» OBJECTIVE:
In the listing that follows, how many lines contain the string "JSON"? Provide only the number.
--- begin PROVIDED DATA ---
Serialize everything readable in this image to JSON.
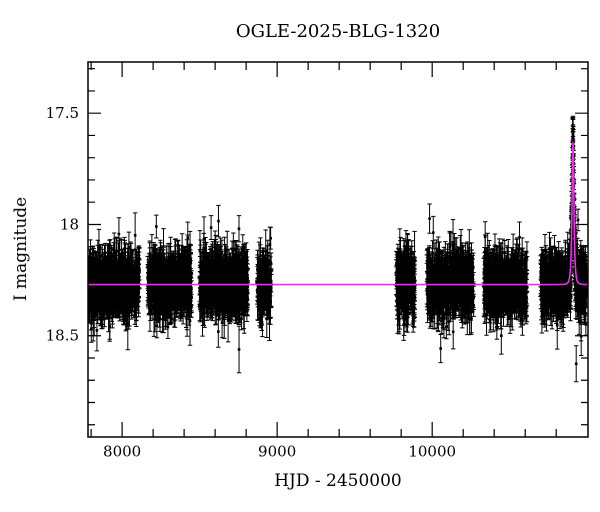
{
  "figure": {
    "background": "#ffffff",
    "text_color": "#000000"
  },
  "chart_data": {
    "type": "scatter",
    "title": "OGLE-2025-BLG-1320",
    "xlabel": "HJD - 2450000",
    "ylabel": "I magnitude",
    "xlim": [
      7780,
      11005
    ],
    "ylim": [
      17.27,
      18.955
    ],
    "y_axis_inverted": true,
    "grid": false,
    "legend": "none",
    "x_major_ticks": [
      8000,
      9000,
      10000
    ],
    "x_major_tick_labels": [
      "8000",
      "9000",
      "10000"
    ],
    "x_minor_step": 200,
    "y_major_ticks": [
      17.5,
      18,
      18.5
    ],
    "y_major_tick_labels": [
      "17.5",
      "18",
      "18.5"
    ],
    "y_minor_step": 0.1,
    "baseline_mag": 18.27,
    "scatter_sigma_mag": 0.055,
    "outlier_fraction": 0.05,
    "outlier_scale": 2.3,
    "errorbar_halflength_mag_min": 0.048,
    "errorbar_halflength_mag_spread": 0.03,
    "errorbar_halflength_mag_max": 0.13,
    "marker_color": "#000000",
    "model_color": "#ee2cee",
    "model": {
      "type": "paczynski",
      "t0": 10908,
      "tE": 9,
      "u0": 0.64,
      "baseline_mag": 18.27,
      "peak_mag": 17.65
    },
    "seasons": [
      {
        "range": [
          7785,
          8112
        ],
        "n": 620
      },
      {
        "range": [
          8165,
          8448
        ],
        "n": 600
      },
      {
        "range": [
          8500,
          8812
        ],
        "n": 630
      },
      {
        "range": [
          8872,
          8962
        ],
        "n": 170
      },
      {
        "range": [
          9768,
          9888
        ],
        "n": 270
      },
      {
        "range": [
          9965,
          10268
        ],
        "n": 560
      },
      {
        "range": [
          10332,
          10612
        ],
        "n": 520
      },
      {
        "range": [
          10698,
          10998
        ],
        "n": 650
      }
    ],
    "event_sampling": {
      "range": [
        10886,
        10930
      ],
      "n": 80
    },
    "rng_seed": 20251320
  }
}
--- end PROVIDED DATA ---
--- begin PROVIDED DATA ---
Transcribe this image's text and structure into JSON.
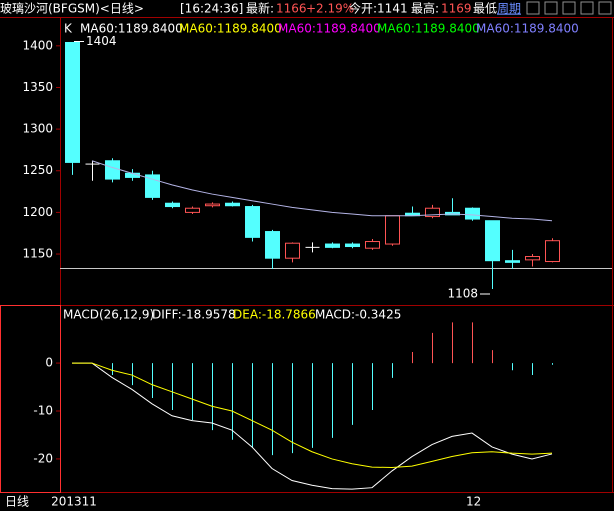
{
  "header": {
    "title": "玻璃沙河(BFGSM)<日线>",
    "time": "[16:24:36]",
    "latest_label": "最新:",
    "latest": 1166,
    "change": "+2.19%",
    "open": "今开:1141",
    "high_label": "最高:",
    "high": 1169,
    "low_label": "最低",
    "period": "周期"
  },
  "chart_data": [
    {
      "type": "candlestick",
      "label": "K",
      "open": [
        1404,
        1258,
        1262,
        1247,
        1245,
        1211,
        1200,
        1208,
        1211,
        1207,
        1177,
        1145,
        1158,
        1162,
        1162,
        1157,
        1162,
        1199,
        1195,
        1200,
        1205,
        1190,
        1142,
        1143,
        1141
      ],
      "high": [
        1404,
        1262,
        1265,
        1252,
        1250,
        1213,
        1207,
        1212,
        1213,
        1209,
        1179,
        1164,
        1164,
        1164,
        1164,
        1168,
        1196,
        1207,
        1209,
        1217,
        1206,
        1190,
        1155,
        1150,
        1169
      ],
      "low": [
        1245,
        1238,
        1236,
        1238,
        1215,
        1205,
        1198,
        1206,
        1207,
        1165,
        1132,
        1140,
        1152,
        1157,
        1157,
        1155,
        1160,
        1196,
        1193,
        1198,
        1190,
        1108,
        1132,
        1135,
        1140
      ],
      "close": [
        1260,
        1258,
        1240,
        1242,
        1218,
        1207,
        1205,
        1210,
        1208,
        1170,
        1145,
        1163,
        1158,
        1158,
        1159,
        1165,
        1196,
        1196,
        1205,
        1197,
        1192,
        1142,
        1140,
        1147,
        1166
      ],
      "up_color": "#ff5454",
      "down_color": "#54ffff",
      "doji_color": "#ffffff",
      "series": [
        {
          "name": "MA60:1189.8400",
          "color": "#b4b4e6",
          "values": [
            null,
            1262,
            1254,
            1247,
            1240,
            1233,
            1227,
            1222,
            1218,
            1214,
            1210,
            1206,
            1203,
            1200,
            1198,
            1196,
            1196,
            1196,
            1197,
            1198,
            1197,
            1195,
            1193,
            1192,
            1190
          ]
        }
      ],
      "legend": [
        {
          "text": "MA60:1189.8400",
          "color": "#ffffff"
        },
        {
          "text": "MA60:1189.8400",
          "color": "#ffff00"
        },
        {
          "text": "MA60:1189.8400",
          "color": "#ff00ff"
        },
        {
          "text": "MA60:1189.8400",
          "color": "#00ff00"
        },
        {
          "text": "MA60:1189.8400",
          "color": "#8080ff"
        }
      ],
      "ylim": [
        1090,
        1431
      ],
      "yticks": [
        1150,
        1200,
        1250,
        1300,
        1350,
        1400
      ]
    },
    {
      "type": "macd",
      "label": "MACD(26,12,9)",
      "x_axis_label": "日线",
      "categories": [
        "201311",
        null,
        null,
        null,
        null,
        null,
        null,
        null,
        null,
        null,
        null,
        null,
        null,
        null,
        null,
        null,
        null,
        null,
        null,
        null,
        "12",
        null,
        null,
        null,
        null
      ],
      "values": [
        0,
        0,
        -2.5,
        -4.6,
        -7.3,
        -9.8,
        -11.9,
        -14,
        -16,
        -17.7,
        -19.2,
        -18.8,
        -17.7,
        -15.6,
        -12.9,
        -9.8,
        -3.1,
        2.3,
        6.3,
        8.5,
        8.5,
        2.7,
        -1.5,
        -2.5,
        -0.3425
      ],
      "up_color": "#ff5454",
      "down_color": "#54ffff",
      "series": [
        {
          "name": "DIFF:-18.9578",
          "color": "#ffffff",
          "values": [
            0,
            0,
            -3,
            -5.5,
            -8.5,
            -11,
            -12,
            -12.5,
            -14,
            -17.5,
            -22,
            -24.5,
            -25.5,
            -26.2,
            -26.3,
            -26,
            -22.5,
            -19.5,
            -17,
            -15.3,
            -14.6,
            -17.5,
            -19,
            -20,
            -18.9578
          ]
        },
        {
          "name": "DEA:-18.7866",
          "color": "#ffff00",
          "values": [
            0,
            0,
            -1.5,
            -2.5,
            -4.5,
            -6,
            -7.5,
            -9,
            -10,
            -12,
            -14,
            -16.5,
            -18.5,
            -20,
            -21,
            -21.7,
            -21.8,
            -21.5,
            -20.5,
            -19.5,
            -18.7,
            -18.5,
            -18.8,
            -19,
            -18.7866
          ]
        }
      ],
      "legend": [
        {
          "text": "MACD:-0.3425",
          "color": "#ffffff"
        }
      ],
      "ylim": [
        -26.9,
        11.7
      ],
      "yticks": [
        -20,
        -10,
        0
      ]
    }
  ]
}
--- end PROVIDED DATA ---
» WRITTEN ANSWER:
2